Given problem: Write out every record in full, exactly as written, please.

Data for the task:
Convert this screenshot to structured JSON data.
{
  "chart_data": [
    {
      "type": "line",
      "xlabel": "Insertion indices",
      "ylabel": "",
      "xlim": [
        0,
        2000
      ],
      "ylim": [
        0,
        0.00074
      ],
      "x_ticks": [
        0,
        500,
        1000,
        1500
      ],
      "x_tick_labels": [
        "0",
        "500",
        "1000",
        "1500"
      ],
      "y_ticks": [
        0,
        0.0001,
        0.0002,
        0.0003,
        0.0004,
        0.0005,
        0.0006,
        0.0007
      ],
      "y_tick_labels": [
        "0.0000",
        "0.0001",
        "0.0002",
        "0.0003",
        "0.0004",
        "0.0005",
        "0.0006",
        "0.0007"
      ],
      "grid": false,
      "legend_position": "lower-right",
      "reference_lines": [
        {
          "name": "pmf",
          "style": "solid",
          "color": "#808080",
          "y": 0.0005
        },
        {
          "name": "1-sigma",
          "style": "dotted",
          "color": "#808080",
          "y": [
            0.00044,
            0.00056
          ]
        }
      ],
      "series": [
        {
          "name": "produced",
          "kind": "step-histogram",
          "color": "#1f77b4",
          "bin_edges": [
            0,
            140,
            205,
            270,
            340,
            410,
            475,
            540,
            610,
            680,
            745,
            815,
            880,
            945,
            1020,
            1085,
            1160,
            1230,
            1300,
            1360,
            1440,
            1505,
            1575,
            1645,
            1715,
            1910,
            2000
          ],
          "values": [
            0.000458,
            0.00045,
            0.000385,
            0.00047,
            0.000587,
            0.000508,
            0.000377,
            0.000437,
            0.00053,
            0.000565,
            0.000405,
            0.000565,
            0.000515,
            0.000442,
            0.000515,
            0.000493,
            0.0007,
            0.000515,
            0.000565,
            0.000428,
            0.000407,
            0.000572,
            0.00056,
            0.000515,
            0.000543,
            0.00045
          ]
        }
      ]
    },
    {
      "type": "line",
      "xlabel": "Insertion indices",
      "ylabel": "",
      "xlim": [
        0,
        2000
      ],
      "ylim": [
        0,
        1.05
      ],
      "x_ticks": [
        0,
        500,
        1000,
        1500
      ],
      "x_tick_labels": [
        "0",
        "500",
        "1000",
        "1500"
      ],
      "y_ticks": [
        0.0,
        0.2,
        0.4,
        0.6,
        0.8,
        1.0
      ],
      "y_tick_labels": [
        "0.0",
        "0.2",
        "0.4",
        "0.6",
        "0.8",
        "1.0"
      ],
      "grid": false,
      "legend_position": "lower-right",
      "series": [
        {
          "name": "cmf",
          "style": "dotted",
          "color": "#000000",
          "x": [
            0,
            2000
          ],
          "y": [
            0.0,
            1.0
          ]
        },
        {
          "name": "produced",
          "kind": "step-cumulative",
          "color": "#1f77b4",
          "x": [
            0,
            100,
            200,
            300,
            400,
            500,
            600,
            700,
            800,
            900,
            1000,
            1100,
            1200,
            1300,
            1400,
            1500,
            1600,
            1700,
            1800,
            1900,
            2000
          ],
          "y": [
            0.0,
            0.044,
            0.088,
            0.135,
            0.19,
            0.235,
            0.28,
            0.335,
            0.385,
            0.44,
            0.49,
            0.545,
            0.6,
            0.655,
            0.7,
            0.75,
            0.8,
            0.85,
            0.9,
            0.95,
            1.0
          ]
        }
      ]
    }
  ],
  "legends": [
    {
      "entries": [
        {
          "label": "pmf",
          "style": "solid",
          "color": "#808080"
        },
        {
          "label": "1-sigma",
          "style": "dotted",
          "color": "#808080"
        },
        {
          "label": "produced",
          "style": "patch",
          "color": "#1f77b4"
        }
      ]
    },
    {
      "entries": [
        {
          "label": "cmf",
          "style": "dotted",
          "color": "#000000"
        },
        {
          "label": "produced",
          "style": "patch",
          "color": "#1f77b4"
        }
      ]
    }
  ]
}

Response to this exercise:
Convert this screenshot to structured JSON data.
{
  "chart_data": [
    {
      "type": "line",
      "xlabel": "Insertion indices",
      "ylabel": "",
      "xlim": [
        0,
        2000
      ],
      "ylim": [
        0,
        0.00074
      ],
      "x_ticks": [
        0,
        500,
        1000,
        1500
      ],
      "x_tick_labels": [
        "0",
        "500",
        "1000",
        "1500"
      ],
      "y_ticks": [
        0,
        0.0001,
        0.0002,
        0.0003,
        0.0004,
        0.0005,
        0.0006,
        0.0007
      ],
      "y_tick_labels": [
        "0.0000",
        "0.0001",
        "0.0002",
        "0.0003",
        "0.0004",
        "0.0005",
        "0.0006",
        "0.0007"
      ],
      "grid": false,
      "legend_position": "lower-right",
      "reference_lines": [
        {
          "name": "pmf",
          "style": "solid",
          "color": "#808080",
          "y": 0.0005
        },
        {
          "name": "1-sigma",
          "style": "dotted",
          "color": "#808080",
          "y": [
            0.00044,
            0.00056
          ]
        }
      ],
      "series": [
        {
          "name": "produced",
          "kind": "step-histogram",
          "color": "#1f77b4",
          "bin_edges": [
            0,
            140,
            205,
            270,
            340,
            410,
            475,
            540,
            610,
            680,
            745,
            815,
            880,
            945,
            1020,
            1085,
            1160,
            1230,
            1300,
            1360,
            1440,
            1505,
            1575,
            1645,
            1715,
            1910,
            2000
          ],
          "values": [
            0.000458,
            0.00045,
            0.000385,
            0.00047,
            0.000587,
            0.000508,
            0.000377,
            0.000437,
            0.00053,
            0.000565,
            0.000405,
            0.000565,
            0.000515,
            0.000442,
            0.000515,
            0.000493,
            0.0007,
            0.000515,
            0.000565,
            0.000428,
            0.000407,
            0.000572,
            0.00056,
            0.000515,
            0.000543,
            0.00045
          ]
        }
      ]
    },
    {
      "type": "line",
      "xlabel": "Insertion indices",
      "ylabel": "",
      "xlim": [
        0,
        2000
      ],
      "ylim": [
        0,
        1.05
      ],
      "x_ticks": [
        0,
        500,
        1000,
        1500
      ],
      "x_tick_labels": [
        "0",
        "500",
        "1000",
        "1500"
      ],
      "y_ticks": [
        0.0,
        0.2,
        0.4,
        0.6,
        0.8,
        1.0
      ],
      "y_tick_labels": [
        "0.0",
        "0.2",
        "0.4",
        "0.6",
        "0.8",
        "1.0"
      ],
      "grid": false,
      "legend_position": "lower-right",
      "series": [
        {
          "name": "cmf",
          "style": "dotted",
          "color": "#000000",
          "x": [
            0,
            2000
          ],
          "y": [
            0.0,
            1.0
          ]
        },
        {
          "name": "produced",
          "kind": "step-cumulative",
          "color": "#1f77b4",
          "x": [
            0,
            100,
            200,
            300,
            400,
            500,
            600,
            700,
            800,
            900,
            1000,
            1100,
            1200,
            1300,
            1400,
            1500,
            1600,
            1700,
            1800,
            1900,
            2000
          ],
          "y": [
            0.0,
            0.044,
            0.088,
            0.135,
            0.19,
            0.235,
            0.28,
            0.335,
            0.385,
            0.44,
            0.49,
            0.545,
            0.6,
            0.655,
            0.7,
            0.75,
            0.8,
            0.85,
            0.9,
            0.95,
            1.0
          ]
        }
      ]
    }
  ],
  "legends": [
    {
      "entries": [
        {
          "label": "pmf",
          "style": "solid",
          "color": "#808080"
        },
        {
          "label": "1-sigma",
          "style": "dotted",
          "color": "#808080"
        },
        {
          "label": "produced",
          "style": "patch",
          "color": "#1f77b4"
        }
      ]
    },
    {
      "entries": [
        {
          "label": "cmf",
          "style": "dotted",
          "color": "#000000"
        },
        {
          "label": "produced",
          "style": "patch",
          "color": "#1f77b4"
        }
      ]
    }
  ]
}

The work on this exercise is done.